* [Work to be completed] Reproduce the listing below verbatim.

[Collected data entries]
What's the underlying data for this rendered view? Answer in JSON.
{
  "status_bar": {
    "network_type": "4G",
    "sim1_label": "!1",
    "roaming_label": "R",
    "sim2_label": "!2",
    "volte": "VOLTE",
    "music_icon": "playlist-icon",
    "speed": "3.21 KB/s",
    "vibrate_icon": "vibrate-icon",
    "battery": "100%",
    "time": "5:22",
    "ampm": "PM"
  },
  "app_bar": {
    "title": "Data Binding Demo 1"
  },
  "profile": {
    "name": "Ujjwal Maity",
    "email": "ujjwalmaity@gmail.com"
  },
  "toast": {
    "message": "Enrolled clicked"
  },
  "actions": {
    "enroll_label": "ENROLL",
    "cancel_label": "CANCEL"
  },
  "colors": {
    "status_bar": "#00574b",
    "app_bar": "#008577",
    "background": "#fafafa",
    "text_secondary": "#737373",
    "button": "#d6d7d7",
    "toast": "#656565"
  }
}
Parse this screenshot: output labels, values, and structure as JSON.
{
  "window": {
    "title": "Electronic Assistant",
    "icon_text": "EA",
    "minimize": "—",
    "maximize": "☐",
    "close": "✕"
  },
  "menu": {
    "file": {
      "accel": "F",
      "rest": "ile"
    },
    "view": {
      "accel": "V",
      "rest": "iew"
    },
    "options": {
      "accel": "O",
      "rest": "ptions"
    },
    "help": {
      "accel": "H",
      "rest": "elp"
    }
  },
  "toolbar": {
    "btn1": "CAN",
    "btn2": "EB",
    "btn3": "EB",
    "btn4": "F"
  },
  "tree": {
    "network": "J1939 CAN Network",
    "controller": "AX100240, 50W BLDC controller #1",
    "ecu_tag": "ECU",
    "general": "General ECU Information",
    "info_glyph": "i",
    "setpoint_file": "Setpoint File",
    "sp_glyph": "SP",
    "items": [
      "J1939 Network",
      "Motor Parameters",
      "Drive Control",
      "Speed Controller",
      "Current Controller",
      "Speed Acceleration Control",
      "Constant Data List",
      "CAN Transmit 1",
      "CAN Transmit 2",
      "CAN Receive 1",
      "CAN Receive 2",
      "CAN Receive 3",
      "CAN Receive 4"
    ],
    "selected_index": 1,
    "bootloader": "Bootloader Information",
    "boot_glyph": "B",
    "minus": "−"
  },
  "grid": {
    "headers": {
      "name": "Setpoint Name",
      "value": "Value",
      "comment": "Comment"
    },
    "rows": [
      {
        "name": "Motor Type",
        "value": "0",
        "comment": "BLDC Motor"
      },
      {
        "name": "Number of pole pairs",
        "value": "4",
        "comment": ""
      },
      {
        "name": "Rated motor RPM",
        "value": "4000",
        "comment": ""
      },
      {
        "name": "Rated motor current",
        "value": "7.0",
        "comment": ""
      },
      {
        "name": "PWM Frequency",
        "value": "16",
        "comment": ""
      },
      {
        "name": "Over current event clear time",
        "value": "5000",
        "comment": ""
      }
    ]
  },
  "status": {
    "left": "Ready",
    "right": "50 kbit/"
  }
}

* [Result of this exercise]
What's the underlying data for this rendered view? Answer in JSON.
{
  "status_bar": {
    "network_type": "4G",
    "sim1_label": "!1",
    "roaming_label": "R",
    "sim2_label": "!2",
    "volte": "VOLTE",
    "music_icon": "playlist-icon",
    "speed": "3.21 KB/s",
    "vibrate_icon": "vibrate-icon",
    "battery": "100%",
    "time": "5:22",
    "ampm": "PM"
  },
  "app_bar": {
    "title": "Data Binding Demo 1"
  },
  "profile": {
    "name": "Ujjwal Maity",
    "email": "ujjwalmaity@gmail.com"
  },
  "toast": {
    "message": "Enrolled clicked"
  },
  "actions": {
    "enroll_label": "ENROLL",
    "cancel_label": "CANCEL"
  },
  "colors": {
    "status_bar": "#00574b",
    "app_bar": "#008577",
    "background": "#fafafa",
    "text_secondary": "#737373",
    "button": "#d6d7d7",
    "toast": "#656565"
  }
}
Parse this screenshot: output labels, values, and structure as JSON.
{
  "window": {
    "title": "Electronic Assistant",
    "icon_text": "EA",
    "minimize": "—",
    "maximize": "☐",
    "close": "✕"
  },
  "menu": {
    "file": {
      "accel": "F",
      "rest": "ile"
    },
    "view": {
      "accel": "V",
      "rest": "iew"
    },
    "options": {
      "accel": "O",
      "rest": "ptions"
    },
    "help": {
      "accel": "H",
      "rest": "elp"
    }
  },
  "toolbar": {
    "btn1": "CAN",
    "btn2": "EB",
    "btn3": "EB",
    "btn4": "F"
  },
  "tree": {
    "network": "J1939 CAN Network",
    "controller": "AX100240, 50W BLDC controller #1",
    "ecu_tag": "ECU",
    "general": "General ECU Information",
    "info_glyph": "i",
    "setpoint_file": "Setpoint File",
    "sp_glyph": "SP",
    "items": [
      "J1939 Network",
      "Motor Parameters",
      "Drive Control",
      "Speed Controller",
      "Current Controller",
      "Speed Acceleration Control",
      "Constant Data List",
      "CAN Transmit 1",
      "CAN Transmit 2",
      "CAN Receive 1",
      "CAN Receive 2",
      "CAN Receive 3",
      "CAN Receive 4"
    ],
    "selected_index": 1,
    "bootloader": "Bootloader Information",
    "boot_glyph": "B",
    "minus": "−"
  },
  "grid": {
    "headers": {
      "name": "Setpoint Name",
      "value": "Value",
      "comment": "Comment"
    },
    "rows": [
      {
        "name": "Motor Type",
        "value": "0",
        "comment": "BLDC Motor"
      },
      {
        "name": "Number of pole pairs",
        "value": "4",
        "comment": ""
      },
      {
        "name": "Rated motor RPM",
        "value": "4000",
        "comment": ""
      },
      {
        "name": "Rated motor current",
        "value": "7.0",
        "comment": ""
      },
      {
        "name": "PWM Frequency",
        "value": "16",
        "comment": ""
      },
      {
        "name": "Over current event clear time",
        "value": "5000",
        "comment": ""
      }
    ]
  },
  "status": {
    "left": "Ready",
    "right": "50 kbit/"
  }
}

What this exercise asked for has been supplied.